### EXERCISE PROMPT
Lines containing the string "οργάνων" are to be counted; report only how many there are.
====
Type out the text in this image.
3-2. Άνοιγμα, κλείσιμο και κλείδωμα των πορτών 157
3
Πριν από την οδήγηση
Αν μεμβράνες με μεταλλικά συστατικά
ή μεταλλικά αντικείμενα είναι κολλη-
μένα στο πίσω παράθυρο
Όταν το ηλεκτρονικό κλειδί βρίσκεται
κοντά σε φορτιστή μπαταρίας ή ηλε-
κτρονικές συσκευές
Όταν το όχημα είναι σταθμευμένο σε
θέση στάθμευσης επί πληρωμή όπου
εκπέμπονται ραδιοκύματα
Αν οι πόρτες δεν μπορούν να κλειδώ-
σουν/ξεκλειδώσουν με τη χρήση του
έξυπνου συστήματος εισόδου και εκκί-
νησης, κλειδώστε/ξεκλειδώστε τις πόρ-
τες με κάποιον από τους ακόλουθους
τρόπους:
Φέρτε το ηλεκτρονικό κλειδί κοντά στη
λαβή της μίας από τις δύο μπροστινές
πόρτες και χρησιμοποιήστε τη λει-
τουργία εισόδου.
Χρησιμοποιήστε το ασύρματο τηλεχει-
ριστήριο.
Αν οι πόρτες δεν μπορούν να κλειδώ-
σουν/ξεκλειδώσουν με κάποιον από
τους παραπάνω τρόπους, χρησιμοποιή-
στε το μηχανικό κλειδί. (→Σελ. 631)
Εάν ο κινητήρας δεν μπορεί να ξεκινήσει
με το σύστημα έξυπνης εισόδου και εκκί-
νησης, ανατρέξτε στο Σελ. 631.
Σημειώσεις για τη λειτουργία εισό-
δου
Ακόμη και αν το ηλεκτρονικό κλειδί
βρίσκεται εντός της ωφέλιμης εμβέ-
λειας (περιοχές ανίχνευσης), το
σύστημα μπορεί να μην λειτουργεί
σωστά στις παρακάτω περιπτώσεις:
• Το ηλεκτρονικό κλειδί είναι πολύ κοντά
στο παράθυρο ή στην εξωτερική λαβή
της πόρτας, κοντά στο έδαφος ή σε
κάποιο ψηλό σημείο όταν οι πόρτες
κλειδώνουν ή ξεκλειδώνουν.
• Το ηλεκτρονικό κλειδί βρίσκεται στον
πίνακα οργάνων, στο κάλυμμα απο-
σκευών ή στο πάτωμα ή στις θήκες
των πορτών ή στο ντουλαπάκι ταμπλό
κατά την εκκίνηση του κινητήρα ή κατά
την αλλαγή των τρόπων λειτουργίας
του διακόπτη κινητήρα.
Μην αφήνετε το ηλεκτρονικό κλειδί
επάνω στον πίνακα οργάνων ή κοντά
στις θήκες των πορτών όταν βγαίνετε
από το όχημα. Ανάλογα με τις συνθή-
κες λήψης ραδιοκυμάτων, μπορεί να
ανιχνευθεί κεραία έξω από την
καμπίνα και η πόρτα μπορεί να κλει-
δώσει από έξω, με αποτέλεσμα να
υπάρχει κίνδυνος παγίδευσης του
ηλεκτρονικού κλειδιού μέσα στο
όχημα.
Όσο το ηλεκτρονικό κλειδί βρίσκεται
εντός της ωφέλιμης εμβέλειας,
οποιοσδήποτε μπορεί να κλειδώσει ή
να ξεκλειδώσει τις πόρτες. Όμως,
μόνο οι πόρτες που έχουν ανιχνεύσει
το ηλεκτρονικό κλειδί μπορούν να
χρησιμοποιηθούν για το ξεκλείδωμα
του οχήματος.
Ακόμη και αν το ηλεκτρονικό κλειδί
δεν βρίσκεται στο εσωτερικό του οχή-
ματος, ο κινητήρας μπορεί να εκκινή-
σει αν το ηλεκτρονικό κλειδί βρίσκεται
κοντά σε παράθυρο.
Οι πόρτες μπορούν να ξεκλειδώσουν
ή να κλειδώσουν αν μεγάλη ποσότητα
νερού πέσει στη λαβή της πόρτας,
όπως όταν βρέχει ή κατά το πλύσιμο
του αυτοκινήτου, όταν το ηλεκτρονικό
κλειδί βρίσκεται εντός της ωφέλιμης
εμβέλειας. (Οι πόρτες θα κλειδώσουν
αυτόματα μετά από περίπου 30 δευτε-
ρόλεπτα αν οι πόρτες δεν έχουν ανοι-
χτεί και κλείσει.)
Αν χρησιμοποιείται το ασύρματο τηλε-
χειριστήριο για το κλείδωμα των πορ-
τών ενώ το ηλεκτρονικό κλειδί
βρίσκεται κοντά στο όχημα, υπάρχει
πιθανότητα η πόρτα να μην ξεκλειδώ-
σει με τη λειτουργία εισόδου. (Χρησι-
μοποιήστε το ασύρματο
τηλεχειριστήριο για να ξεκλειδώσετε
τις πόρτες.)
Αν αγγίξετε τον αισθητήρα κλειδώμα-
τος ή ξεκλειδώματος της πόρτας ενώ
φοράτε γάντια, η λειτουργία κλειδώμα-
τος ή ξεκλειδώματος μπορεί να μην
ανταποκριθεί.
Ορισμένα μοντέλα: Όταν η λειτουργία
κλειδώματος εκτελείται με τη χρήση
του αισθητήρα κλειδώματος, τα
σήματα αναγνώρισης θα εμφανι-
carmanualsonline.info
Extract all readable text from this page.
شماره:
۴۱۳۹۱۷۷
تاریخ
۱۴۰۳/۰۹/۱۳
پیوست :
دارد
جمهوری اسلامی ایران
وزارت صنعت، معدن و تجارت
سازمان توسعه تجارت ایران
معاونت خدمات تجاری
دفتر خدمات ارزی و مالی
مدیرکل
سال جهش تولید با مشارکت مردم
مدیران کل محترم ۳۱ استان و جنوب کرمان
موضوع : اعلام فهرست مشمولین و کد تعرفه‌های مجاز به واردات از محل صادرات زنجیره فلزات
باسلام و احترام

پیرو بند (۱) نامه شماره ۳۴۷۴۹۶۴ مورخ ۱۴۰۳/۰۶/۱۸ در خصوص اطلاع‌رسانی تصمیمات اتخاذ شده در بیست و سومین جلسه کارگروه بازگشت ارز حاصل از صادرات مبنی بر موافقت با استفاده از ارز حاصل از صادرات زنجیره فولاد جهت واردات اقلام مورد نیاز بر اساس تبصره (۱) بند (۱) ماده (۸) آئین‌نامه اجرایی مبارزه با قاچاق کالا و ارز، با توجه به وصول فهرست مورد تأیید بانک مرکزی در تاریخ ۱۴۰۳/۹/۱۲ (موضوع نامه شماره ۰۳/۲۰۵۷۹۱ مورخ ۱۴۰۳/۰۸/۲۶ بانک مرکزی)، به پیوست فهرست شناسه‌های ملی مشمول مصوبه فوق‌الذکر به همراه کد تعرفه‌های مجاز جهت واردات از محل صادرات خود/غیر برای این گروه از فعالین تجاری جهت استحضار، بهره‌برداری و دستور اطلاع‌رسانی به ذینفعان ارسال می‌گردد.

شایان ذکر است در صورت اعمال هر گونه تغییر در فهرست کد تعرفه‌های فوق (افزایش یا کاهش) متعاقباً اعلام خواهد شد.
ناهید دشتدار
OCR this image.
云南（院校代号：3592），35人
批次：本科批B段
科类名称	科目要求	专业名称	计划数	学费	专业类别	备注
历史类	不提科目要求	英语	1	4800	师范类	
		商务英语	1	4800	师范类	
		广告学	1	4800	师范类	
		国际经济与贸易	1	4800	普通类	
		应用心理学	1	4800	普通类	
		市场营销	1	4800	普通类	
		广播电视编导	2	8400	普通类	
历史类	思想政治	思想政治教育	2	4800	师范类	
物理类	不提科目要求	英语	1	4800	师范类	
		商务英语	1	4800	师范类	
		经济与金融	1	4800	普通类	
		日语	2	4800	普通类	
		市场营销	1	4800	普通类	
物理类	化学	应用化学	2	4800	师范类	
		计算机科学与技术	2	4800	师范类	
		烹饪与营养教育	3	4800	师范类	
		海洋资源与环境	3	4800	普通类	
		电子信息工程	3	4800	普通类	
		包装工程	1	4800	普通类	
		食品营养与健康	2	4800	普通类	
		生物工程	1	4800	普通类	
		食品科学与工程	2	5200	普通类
====
### OUTPUT OF THE EXERCISE
2